Challenge: From the listing below, extract every line containing "Kiloan".

START Exercise input

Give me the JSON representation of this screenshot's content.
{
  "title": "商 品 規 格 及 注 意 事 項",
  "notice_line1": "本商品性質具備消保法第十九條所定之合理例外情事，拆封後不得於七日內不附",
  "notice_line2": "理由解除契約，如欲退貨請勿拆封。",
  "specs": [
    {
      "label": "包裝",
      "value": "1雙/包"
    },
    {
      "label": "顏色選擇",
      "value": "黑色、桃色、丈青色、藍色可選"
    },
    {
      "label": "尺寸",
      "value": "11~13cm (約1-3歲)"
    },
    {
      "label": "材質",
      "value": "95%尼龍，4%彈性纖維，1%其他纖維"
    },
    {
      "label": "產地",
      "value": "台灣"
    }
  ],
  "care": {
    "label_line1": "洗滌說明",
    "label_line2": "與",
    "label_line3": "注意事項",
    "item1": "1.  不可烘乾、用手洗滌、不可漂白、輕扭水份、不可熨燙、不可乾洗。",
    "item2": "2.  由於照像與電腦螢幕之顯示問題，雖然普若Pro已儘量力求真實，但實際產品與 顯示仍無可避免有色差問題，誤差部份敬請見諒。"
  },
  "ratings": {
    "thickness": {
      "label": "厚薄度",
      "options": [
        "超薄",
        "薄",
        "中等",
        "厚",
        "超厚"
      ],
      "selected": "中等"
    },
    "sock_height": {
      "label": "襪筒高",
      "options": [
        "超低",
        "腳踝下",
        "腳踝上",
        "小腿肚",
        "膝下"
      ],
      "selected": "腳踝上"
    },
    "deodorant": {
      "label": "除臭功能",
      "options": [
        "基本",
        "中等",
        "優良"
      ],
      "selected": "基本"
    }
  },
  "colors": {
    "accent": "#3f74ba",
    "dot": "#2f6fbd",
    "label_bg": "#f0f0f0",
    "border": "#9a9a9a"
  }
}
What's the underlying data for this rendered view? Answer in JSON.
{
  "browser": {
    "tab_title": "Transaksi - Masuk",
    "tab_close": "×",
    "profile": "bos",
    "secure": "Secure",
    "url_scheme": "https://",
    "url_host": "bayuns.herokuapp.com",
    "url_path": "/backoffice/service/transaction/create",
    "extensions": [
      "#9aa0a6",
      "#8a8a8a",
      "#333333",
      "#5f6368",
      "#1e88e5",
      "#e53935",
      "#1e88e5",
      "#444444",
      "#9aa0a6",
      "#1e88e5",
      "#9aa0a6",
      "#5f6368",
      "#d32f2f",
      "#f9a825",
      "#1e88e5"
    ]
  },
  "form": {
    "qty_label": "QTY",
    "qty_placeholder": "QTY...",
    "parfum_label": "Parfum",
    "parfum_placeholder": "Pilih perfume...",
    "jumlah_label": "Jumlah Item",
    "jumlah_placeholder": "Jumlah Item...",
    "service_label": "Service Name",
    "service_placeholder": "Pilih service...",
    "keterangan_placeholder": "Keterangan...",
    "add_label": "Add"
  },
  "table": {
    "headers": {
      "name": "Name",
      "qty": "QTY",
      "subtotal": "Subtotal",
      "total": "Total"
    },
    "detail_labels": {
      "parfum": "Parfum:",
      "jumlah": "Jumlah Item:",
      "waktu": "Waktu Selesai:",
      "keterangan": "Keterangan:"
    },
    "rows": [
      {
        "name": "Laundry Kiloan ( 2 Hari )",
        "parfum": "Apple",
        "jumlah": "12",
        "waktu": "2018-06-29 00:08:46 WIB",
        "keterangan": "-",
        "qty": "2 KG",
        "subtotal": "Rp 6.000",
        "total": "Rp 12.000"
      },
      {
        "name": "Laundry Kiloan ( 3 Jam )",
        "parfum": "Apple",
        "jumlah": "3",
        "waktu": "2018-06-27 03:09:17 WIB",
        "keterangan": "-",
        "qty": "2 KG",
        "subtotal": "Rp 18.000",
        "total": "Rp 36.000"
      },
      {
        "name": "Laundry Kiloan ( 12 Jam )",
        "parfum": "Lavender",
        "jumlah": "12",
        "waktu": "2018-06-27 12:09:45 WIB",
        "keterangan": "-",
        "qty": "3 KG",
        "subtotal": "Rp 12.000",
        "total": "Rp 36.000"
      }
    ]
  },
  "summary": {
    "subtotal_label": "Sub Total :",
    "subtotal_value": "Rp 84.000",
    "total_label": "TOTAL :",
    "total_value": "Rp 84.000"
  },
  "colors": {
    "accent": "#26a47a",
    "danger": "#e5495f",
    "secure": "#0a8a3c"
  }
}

END Exercise input

Final result:
        "name": "Laundry Kiloan ( 2 Hari )",
        "name": "Laundry Kiloan ( 3 Jam )",
        "name": "Laundry Kiloan ( 12 Jam )",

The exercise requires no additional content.